| REQUIREMENTS |
Drop the pictures from the entries below, then reproduce the rest exactly.

| RECORDED INFORMATION |
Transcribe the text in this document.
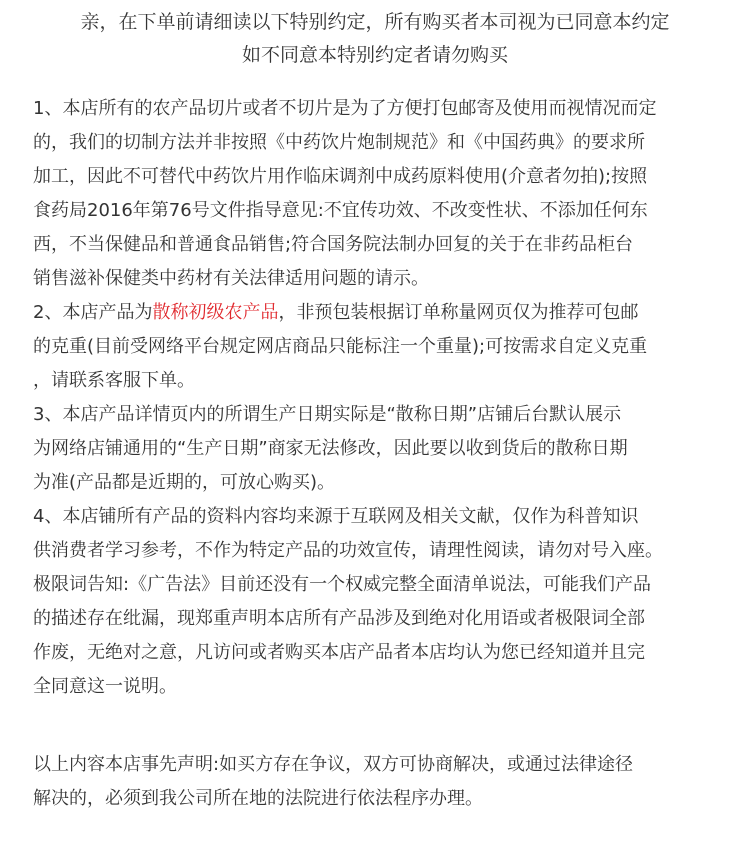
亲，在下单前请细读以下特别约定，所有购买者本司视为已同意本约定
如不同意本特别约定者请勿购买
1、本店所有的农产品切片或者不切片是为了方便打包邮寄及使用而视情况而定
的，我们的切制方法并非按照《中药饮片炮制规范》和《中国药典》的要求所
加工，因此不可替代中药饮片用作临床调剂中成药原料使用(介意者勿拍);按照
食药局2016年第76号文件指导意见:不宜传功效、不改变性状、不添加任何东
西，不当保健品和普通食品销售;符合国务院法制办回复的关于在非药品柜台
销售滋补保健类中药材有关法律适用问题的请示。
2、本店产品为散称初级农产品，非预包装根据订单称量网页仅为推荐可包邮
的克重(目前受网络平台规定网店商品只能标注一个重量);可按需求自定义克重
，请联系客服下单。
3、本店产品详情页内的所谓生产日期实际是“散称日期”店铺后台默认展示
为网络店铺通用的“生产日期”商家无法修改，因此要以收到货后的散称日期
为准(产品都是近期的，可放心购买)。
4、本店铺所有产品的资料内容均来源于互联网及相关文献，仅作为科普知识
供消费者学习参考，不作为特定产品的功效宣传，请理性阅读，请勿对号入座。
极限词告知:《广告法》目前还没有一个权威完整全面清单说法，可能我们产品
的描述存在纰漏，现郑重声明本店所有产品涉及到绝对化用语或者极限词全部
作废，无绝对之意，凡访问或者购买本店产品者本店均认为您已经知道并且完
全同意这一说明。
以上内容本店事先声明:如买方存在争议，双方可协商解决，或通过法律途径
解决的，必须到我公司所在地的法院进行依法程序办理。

| THE COMPLETED TASK |
Transcribe the text in this document.
亲，在下单前请细读以下特别约定，所有购买者本司视为已同意本约定
如不同意本特别约定者请勿购买
1、本店所有的农产品切片或者不切片是为了方便打包邮寄及使用而视情况而定
的，我们的切制方法并非按照《中药饮片炮制规范》和《中国药典》的要求所
加工，因此不可替代中药饮片用作临床调剂中成药原料使用(介意者勿拍);按照
食药局2016年第76号文件指导意见:不宜传功效、不改变性状、不添加任何东
西，不当保健品和普通食品销售;符合国务院法制办回复的关于在非药品柜台
销售滋补保健类中药材有关法律适用问题的请示。
2、本店产品为散称初级农产品，非预包装根据订单称量网页仅为推荐可包邮
的克重(目前受网络平台规定网店商品只能标注一个重量);可按需求自定义克重
，请联系客服下单。
3、本店产品详情页内的所谓生产日期实际是“散称日期”店铺后台默认展示
为网络店铺通用的“生产日期”商家无法修改，因此要以收到货后的散称日期
为准(产品都是近期的，可放心购买)。
4、本店铺所有产品的资料内容均来源于互联网及相关文献，仅作为科普知识
供消费者学习参考，不作为特定产品的功效宣传，请理性阅读，请勿对号入座。
极限词告知:《广告法》目前还没有一个权威完整全面清单说法，可能我们产品
的描述存在纰漏，现郑重声明本店所有产品涉及到绝对化用语或者极限词全部
作废，无绝对之意，凡访问或者购买本店产品者本店均认为您已经知道并且完
全同意这一说明。
以上内容本店事先声明:如买方存在争议，双方可协商解决，或通过法律途径
解决的，必须到我公司所在地的法院进行依法程序办理。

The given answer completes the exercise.